[Data excerpts]
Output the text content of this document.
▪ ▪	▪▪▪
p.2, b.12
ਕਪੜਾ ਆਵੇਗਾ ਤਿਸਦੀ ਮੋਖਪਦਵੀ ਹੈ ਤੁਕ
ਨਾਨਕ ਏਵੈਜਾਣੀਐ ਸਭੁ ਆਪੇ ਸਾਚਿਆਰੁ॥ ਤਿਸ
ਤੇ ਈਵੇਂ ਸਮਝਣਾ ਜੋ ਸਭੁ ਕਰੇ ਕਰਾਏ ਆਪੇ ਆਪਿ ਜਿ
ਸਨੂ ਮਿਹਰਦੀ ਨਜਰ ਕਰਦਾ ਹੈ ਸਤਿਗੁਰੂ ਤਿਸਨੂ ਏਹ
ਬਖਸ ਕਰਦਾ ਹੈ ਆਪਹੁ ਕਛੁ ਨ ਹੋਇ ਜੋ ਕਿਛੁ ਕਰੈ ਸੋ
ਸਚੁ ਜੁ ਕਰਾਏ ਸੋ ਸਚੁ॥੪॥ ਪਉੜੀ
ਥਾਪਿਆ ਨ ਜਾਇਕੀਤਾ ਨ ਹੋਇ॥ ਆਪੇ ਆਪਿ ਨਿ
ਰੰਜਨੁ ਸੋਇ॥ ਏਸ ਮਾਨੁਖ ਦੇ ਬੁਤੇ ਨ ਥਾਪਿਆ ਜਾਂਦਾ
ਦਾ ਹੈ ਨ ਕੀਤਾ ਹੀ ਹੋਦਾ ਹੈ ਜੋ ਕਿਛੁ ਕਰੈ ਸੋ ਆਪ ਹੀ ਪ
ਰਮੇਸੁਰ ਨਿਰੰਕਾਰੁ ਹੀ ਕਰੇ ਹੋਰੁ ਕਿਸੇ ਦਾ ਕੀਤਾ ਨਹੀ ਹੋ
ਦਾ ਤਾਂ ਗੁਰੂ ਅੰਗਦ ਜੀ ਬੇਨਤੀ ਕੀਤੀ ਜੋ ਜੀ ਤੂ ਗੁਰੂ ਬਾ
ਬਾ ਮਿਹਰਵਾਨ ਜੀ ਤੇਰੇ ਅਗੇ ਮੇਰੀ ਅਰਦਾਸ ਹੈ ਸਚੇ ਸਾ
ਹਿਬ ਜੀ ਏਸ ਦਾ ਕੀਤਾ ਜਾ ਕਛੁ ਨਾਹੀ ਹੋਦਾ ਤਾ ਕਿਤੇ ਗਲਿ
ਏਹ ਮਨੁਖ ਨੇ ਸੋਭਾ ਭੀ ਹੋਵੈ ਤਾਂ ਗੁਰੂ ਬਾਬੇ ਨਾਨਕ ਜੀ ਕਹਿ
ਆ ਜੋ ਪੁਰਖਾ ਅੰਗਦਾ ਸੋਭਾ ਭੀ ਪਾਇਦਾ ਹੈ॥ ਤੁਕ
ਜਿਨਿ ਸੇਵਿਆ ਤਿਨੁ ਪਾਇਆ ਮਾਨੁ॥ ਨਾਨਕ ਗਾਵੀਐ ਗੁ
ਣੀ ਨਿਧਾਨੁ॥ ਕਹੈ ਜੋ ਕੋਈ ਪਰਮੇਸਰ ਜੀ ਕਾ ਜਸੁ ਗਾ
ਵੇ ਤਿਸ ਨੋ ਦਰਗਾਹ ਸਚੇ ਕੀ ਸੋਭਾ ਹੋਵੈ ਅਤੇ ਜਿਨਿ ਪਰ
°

== Directions ==
Your task is to reproduce all of the records exactly.

== Solved problem ==
Output the text content of this document.
▪ ▪	▪▪▪
p.2, b.12
ਕਪੜਾ ਆਵੇਗਾ ਤਿਸਦੀ ਮੋਖਪਦਵੀ ਹੈ ਤੁਕ
ਨਾਨਕ ਏਵੈਜਾਣੀਐ ਸਭੁ ਆਪੇ ਸਾਚਿਆਰੁ॥ ਤਿਸ
ਤੇ ਈਵੇਂ ਸਮਝਣਾ ਜੋ ਸਭੁ ਕਰੇ ਕਰਾਏ ਆਪੇ ਆਪਿ ਜਿ
ਸਨੂ ਮਿਹਰਦੀ ਨਜਰ ਕਰਦਾ ਹੈ ਸਤਿਗੁਰੂ ਤਿਸਨੂ ਏਹ
ਬਖਸ ਕਰਦਾ ਹੈ ਆਪਹੁ ਕਛੁ ਨ ਹੋਇ ਜੋ ਕਿਛੁ ਕਰੈ ਸੋ
ਸਚੁ ਜੁ ਕਰਾਏ ਸੋ ਸਚੁ॥੪॥ ਪਉੜੀ
ਥਾਪਿਆ ਨ ਜਾਇਕੀਤਾ ਨ ਹੋਇ॥ ਆਪੇ ਆਪਿ ਨਿ
ਰੰਜਨੁ ਸੋਇ॥ ਏਸ ਮਾਨੁਖ ਦੇ ਬੁਤੇ ਨ ਥਾਪਿਆ ਜਾਂਦਾ
ਦਾ ਹੈ ਨ ਕੀਤਾ ਹੀ ਹੋਦਾ ਹੈ ਜੋ ਕਿਛੁ ਕਰੈ ਸੋ ਆਪ ਹੀ ਪ
ਰਮੇਸੁਰ ਨਿਰੰਕਾਰੁ ਹੀ ਕਰੇ ਹੋਰੁ ਕਿਸੇ ਦਾ ਕੀਤਾ ਨਹੀ ਹੋ
ਦਾ ਤਾਂ ਗੁਰੂ ਅੰਗਦ ਜੀ ਬੇਨਤੀ ਕੀਤੀ ਜੋ ਜੀ ਤੂ ਗੁਰੂ ਬਾ
ਬਾ ਮਿਹਰਵਾਨ ਜੀ ਤੇਰੇ ਅਗੇ ਮੇਰੀ ਅਰਦਾਸ ਹੈ ਸਚੇ ਸਾ
ਹਿਬ ਜੀ ਏਸ ਦਾ ਕੀਤਾ ਜਾ ਕਛੁ ਨਾਹੀ ਹੋਦਾ ਤਾ ਕਿਤੇ ਗਲਿ
ਏਹ ਮਨੁਖ ਨੇ ਸੋਭਾ ਭੀ ਹੋਵੈ ਤਾਂ ਗੁਰੂ ਬਾਬੇ ਨਾਨਕ ਜੀ ਕਹਿ
ਆ ਜੋ ਪੁਰਖਾ ਅੰਗਦਾ ਸੋਭਾ ਭੀ ਪਾਇਦਾ ਹੈ॥ ਤੁਕ
ਜਿਨਿ ਸੇਵਿਆ ਤਿਨੁ ਪਾਇਆ ਮਾਨੁ॥ ਨਾਨਕ ਗਾਵੀਐ ਗੁ
ਣੀ ਨਿਧਾਨੁ॥ ਕਹੈ ਜੋ ਕੋਈ ਪਰਮੇਸਰ ਜੀ ਕਾ ਜਸੁ ਗਾ
ਵੇ ਤਿਸ ਨੋ ਦਰਗਾਹ ਸਚੇ ਕੀ ਸੋਭਾ ਹੋਵੈ ਅਤੇ ਜਿਨਿ ਪਰ
°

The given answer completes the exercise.